**Tasks to perform**.
1. In the passage about the Mr. Peanut campaign, what is the name of Planters' parent company?
2. Please transcribe the passage about the Mr. Peanut campaign starting at "Pierantozzi also said" and ending at "the big game.".

**Extract to read**.

start

Because Mr. Peanut and his Nutmobile were well-known to the general public, Planters "made it really easy for people to get involved with the idea," Pierantozzi said. "It was in the language of something people already understood in the world of Twitter and in the world of Facebook. It was very simple for people to get involved."
Pierantozzi also said the ad needed to find the right middle ground between humor and solemnity. "You have to strike the perfect tone on this, or you really could end up with a problem," he explained. "So we definitely considered that. We're very happy with the response we're getting. We feel like we nailed the tone."
Like Endgame, which concluded with the most famous characters of the Marvel Cinematic Universe attending a funeral for the fallen Iron Man, mourners will be able to grieve Mr. Peanut when his sendoff is aired during the big game.
"There will be a funeral, and an opportunity for hundreds of millions of people who love Mr. Peanut to pay their respects," Pierantozzi said.
While Planters parent company Kraft Heinz intends to air the "Road Trip" and funeral ads during the Super Bowl, the campaign has been put on pause following the death of Kobe Bryant, who died Sunday alongside eight others in a helicopter crash. In a statement, Kraft Heinz said the company "will evaluate next steps through a lens of sensitivity to those impacted by this tragedy."

end

**Entries**.
start

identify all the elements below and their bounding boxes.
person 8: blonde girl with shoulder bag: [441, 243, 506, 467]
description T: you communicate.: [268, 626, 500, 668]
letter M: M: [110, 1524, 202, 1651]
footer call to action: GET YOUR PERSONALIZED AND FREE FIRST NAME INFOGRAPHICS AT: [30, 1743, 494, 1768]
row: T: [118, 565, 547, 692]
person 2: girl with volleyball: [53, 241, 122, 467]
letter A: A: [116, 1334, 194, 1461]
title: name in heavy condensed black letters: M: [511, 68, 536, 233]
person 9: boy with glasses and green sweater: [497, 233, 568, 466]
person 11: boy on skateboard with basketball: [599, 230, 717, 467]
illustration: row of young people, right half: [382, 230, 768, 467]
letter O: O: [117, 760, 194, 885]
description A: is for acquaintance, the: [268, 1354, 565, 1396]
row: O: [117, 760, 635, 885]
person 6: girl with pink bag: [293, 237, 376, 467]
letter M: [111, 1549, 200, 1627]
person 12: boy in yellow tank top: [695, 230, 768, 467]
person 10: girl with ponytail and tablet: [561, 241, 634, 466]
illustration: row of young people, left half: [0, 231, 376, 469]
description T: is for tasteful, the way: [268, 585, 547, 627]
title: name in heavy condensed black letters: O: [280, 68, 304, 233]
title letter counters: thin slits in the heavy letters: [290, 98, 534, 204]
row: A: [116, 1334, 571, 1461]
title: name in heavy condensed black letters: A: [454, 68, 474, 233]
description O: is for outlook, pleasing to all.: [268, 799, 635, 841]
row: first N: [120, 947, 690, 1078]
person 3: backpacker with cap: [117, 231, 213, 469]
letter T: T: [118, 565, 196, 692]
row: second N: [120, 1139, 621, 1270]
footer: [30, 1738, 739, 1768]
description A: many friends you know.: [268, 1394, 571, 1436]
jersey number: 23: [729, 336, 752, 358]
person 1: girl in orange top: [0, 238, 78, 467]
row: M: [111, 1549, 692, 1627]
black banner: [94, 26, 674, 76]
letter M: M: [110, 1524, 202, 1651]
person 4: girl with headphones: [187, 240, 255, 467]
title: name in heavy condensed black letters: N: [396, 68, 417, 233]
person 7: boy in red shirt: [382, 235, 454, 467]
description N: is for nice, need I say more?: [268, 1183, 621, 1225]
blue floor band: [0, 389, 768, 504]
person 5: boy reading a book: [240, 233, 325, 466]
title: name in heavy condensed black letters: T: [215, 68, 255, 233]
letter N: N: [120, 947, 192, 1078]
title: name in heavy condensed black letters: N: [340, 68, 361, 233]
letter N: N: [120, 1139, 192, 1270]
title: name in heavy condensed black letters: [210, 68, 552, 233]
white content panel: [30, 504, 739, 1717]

end

**Answers for the tasks**.
1. Kraft Heinz

2.
Pierantozzi also said the ad needed to find the right middle ground between humor and solemnity. "You have to strike the perfect tone on this, or you really could end up with a problem," he explained. "So we definitely considered that. We're very happy with the response we're getting. We feel like we nailed the tone."
Like Endgame, which concluded with the most famous characters of the Marvel Cinematic Universe attending a funeral for the fallen Iron Man, mourners will be able to grieve Mr. Peanut when his sendoff is aired during the big game.